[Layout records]
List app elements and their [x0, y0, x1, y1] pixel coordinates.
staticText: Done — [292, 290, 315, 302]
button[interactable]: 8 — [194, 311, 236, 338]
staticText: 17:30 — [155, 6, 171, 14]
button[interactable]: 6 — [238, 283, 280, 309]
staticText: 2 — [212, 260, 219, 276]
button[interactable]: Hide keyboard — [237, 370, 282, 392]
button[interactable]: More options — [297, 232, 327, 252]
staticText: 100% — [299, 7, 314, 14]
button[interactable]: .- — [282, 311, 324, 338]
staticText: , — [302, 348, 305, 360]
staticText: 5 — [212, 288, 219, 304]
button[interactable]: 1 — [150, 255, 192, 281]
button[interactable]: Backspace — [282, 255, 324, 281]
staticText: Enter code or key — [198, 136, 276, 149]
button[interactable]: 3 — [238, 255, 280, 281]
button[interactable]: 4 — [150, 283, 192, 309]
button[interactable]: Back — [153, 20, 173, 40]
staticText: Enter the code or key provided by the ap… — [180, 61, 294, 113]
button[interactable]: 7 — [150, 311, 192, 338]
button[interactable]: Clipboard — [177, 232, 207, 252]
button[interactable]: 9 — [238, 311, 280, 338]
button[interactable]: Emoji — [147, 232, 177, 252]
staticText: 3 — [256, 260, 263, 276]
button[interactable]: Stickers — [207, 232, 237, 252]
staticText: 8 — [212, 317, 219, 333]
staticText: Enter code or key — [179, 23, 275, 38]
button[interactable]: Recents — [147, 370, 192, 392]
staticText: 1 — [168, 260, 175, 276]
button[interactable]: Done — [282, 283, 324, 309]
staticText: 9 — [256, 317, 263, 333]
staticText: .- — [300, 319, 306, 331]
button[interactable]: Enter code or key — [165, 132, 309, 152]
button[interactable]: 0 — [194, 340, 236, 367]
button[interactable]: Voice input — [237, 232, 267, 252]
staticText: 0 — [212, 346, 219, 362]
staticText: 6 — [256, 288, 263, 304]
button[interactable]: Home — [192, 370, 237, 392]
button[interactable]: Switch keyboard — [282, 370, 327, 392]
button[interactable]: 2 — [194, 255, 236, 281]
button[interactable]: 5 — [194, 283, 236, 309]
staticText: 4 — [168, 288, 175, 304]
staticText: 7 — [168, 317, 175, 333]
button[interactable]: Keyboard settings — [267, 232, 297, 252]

*WRITTEN INSTRUCTION:* Please copy every line of the items above, unchanged.

*WORKED ANSWER:*
List app elements and their [x0, y0, x1, y1] pixel coordinates.
staticText: Done — [292, 290, 315, 302]
button[interactable]: 8 — [194, 311, 236, 338]
staticText: 17:30 — [155, 6, 171, 14]
button[interactable]: 6 — [238, 283, 280, 309]
staticText: 2 — [212, 260, 219, 276]
button[interactable]: Hide keyboard — [237, 370, 282, 392]
button[interactable]: More options — [297, 232, 327, 252]
staticText: 100% — [299, 7, 314, 14]
button[interactable]: .- — [282, 311, 324, 338]
staticText: , — [302, 348, 305, 360]
staticText: 5 — [212, 288, 219, 304]
button[interactable]: 1 — [150, 255, 192, 281]
button[interactable]: Backspace — [282, 255, 324, 281]
staticText: Enter code or key — [198, 136, 276, 149]
button[interactable]: 3 — [238, 255, 280, 281]
button[interactable]: 4 — [150, 283, 192, 309]
button[interactable]: Back — [153, 20, 173, 40]
staticText: Enter the code or key provided by the ap… — [180, 61, 294, 113]
button[interactable]: 7 — [150, 311, 192, 338]
button[interactable]: Clipboard — [177, 232, 207, 252]
button[interactable]: 9 — [238, 311, 280, 338]
button[interactable]: Emoji — [147, 232, 177, 252]
staticText: 3 — [256, 260, 263, 276]
button[interactable]: Stickers — [207, 232, 237, 252]
staticText: 8 — [212, 317, 219, 333]
staticText: Enter code or key — [179, 23, 275, 38]
button[interactable]: Recents — [147, 370, 192, 392]
staticText: 1 — [168, 260, 175, 276]
button[interactable]: Done — [282, 283, 324, 309]
staticText: 9 — [256, 317, 263, 333]
staticText: .- — [300, 319, 306, 331]
button[interactable]: Enter code or key — [165, 132, 309, 152]
button[interactable]: 0 — [194, 340, 236, 367]
button[interactable]: Voice input — [237, 232, 267, 252]
staticText: 0 — [212, 346, 219, 362]
staticText: 6 — [256, 288, 263, 304]
button[interactable]: Home — [192, 370, 237, 392]
button[interactable]: Switch keyboard — [282, 370, 327, 392]
button[interactable]: 2 — [194, 255, 236, 281]
button[interactable]: 5 — [194, 283, 236, 309]
staticText: 4 — [168, 288, 175, 304]
staticText: 7 — [168, 317, 175, 333]
button[interactable]: Keyboard settings — [267, 232, 297, 252]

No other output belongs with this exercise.